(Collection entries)
---+---
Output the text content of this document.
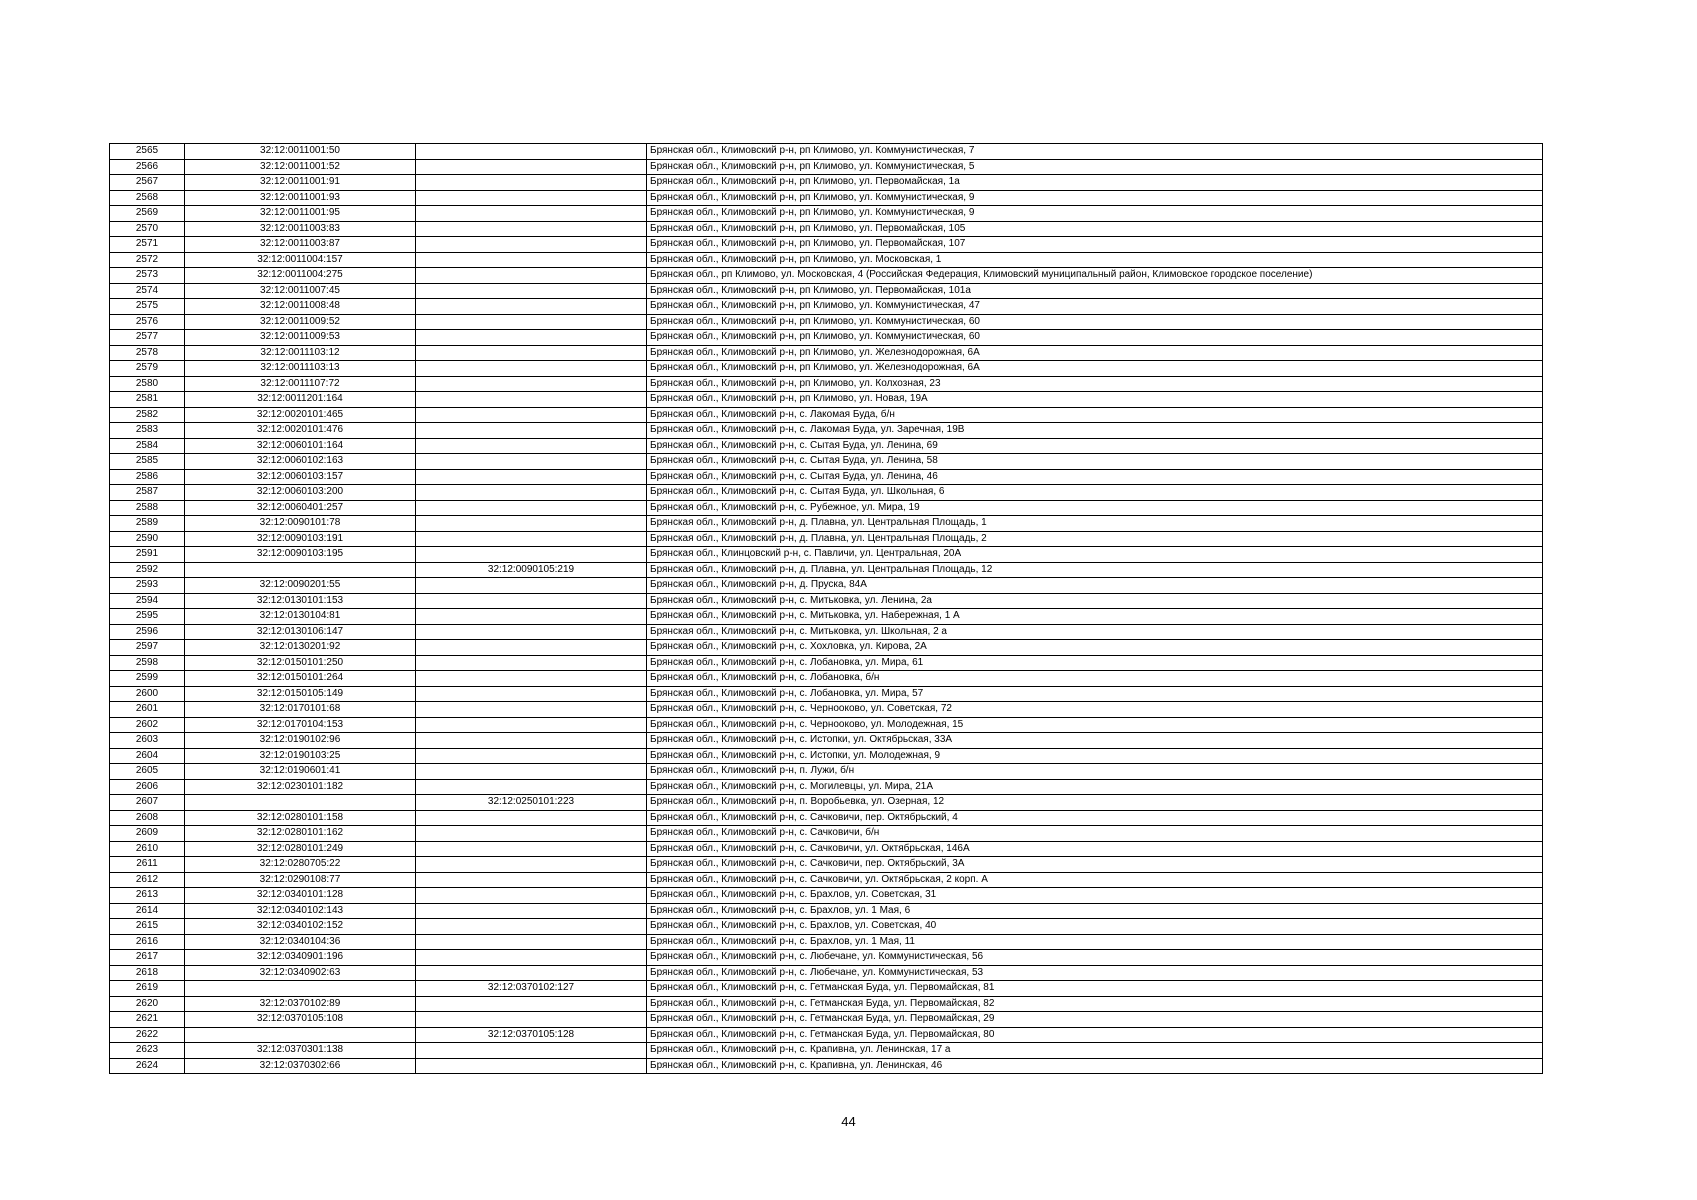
2565	32:12:0011001:50		Брянская обл., Климовский р-н, рп Климово, ул. Коммунистическая, 7
2566	32:12:0011001:52		Брянская обл., Климовский р-н, рп Климово, ул. Коммунистическая, 5
2567	32:12:0011001:91		Брянская обл., Климовский р-н, рп Климово, ул. Первомайская, 1а
2568	32:12:0011001:93		Брянская обл., Климовский р-н, рп Климово, ул. Коммунистическая, 9
2569	32:12:0011001:95		Брянская обл., Климовский р-н, рп Климово, ул. Коммунистическая, 9
2570	32:12:0011003:83		Брянская обл., Климовский р-н, рп Климово, ул. Первомайская, 105
2571	32:12:0011003:87		Брянская обл., Климовский р-н, рп Климово, ул. Первомайская, 107
2572	32:12:0011004:157		Брянская обл., Климовский р-н, рп Климово, ул. Московская, 1
2573	32:12:0011004:275		Брянская обл., рп Климово, ул. Московская, 4 (Российская Федерация, Климовский муниципальный район, Климовское городское поселение)
2574	32:12:0011007:45		Брянская обл., Климовский р-н, рп Климово, ул. Первомайская, 101а
2575	32:12:0011008:48		Брянская обл., Климовский р-н, рп Климово, ул. Коммунистическая, 47
2576	32:12:0011009:52		Брянская обл., Климовский р-н, рп Климово, ул. Коммунистическая, 60
2577	32:12:0011009:53		Брянская обл., Климовский р-н, рп Климово, ул. Коммунистическая, 60
2578	32:12:0011103:12		Брянская обл., Климовский р-н, рп Климово, ул. Железнодорожная, 6А
2579	32:12:0011103:13		Брянская обл., Климовский р-н, рп Климово, ул. Железнодорожная, 6А
2580	32:12:0011107:72		Брянская обл., Климовский р-н, рп Климово, ул. Колхозная, 23
2581	32:12:0011201:164		Брянская обл., Климовский р-н, рп Климово, ул. Новая, 19А
2582	32:12:0020101:465		Брянская обл., Климовский р-н, с. Лакомая Буда, б/н
2583	32:12:0020101:476		Брянская обл., Климовский р-н, с. Лакомая Буда, ул. Заречная, 19В
2584	32:12:0060101:164		Брянская обл., Климовский р-н, с. Сытая Буда, ул. Ленина, 69
2585	32:12:0060102:163		Брянская обл., Климовский р-н, с. Сытая Буда, ул. Ленина, 58
2586	32:12:0060103:157		Брянская обл., Климовский р-н, с. Сытая Буда, ул. Ленина, 46
2587	32:12:0060103:200		Брянская обл., Климовский р-н, с. Сытая Буда, ул. Школьная, 6
2588	32:12:0060401:257		Брянская обл., Климовский р-н, с. Рубежное, ул. Мира, 19
2589	32:12:0090101:78		Брянская обл., Климовский р-н, д. Плавна, ул. Центральная Площадь, 1
2590	32:12:0090103:191		Брянская обл., Климовский р-н, д. Плавна, ул. Центральная Площадь, 2
2591	32:12:0090103:195		Брянская обл., Клинцовский р-н, с. Павличи, ул. Центральная, 20А
2592		32:12:0090105:219	Брянская обл., Климовский р-н, д. Плавна, ул. Центральная Площадь, 12
2593	32:12:0090201:55		Брянская обл., Климовский р-н, д. Пруска, 84А
2594	32:12:0130101:153		Брянская обл., Климовский р-н, с. Митьковка, ул. Ленина, 2а
2595	32:12:0130104:81		Брянская обл., Климовский р-н, с. Митьковка, ул. Набережная, 1 А
2596	32:12:0130106:147		Брянская обл., Климовский р-н, с. Митьковка, ул. Школьная, 2 а
2597	32:12:0130201:92		Брянская обл., Климовский р-н, с. Хохловка, ул. Кирова, 2А
2598	32:12:0150101:250		Брянская обл., Климовский р-н, с. Лобановка, ул. Мира, 61
2599	32:12:0150101:264		Брянская обл., Климовский р-н, с. Лобановка, б/н
2600	32:12:0150105:149		Брянская обл., Климовский р-н, с. Лобановка, ул. Мира, 57
2601	32:12:0170101:68		Брянская обл., Климовский р-н, с. Чернооково, ул. Советская, 72
2602	32:12:0170104:153		Брянская обл., Климовский р-н, с. Чернооково, ул. Молодежная, 15
2603	32:12:0190102:96		Брянская обл., Климовский р-н, с. Истопки, ул. Октябрьская, 33А
2604	32:12:0190103:25		Брянская обл., Климовский р-н, с. Истопки, ул. Молодежная, 9
2605	32:12:0190601:41		Брянская обл., Климовский р-н, п. Лужи, б/н
2606	32:12:0230101:182		Брянская обл., Климовский р-н, с. Могилевцы, ул. Мира, 21А
2607		32:12:0250101:223	Брянская обл., Климовский р-н, п. Воробьевка, ул. Озерная, 12
2608	32:12:0280101:158		Брянская обл., Климовский р-н, с. Сачковичи, пер. Октябрьский, 4
2609	32:12:0280101:162		Брянская обл., Климовский р-н, с. Сачковичи, б/н
2610	32:12:0280101:249		Брянская обл., Климовский р-н, с. Сачковичи, ул. Октябрьская, 146А
2611	32:12:0280705:22		Брянская обл., Климовский р-н, с. Сачковичи, пер. Октябрьский, 3А
2612	32:12:0290108:77		Брянская обл., Климовский р-н, с. Сачковичи, ул. Октябрьская, 2 корп. А
2613	32:12:0340101:128		Брянская обл., Климовский р-н, с. Брахлов, ул. Советская, 31
2614	32:12:0340102:143		Брянская обл., Климовский р-н, с. Брахлов, ул. 1 Мая, 6
2615	32:12:0340102:152		Брянская обл., Климовский р-н, с. Брахлов, ул. Советская, 40
2616	32:12:0340104:36		Брянская обл., Климовский р-н, с. Брахлов, ул. 1 Мая, 11
2617	32:12:0340901:196		Брянская обл., Климовский р-н, с. Любечане, ул. Коммунистическая, 56
2618	32:12:0340902:63		Брянская обл., Климовский р-н, с. Любечане, ул. Коммунистическая, 53
2619		32:12:0370102:127	Брянская обл., Климовский р-н, с. Гетманская Буда, ул. Первомайская, 81
2620	32:12:0370102:89		Брянская обл., Климовский р-н, с. Гетманская Буда, ул. Первомайская, 82
2621	32:12:0370105:108		Брянская обл., Климовский р-н, с. Гетманская Буда, ул. Первомайская, 29
2622		32:12:0370105:128	Брянская обл., Климовский р-н, с. Гетманская Буда, ул. Первомайская, 80
2623	32:12:0370301:138		Брянская обл., Климовский р-н, с. Крапивна, ул. Ленинская, 17 а
2624	32:12:0370302:66		Брянская обл., Климовский р-н, с. Крапивна, ул. Ленинская, 46
44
---+---
GIVEN REQUEST
Look for the word "Лакомая" and return every line where it occurs.

SOLUTION TO THIS TASK
2582	32:12:0020101:465		Брянская обл., Климовский р-н, с. Лакомая Буда, б/н
2583	32:12:0020101:476		Брянская обл., Климовский р-н, с. Лакомая Буда, ул. Заречная, 19В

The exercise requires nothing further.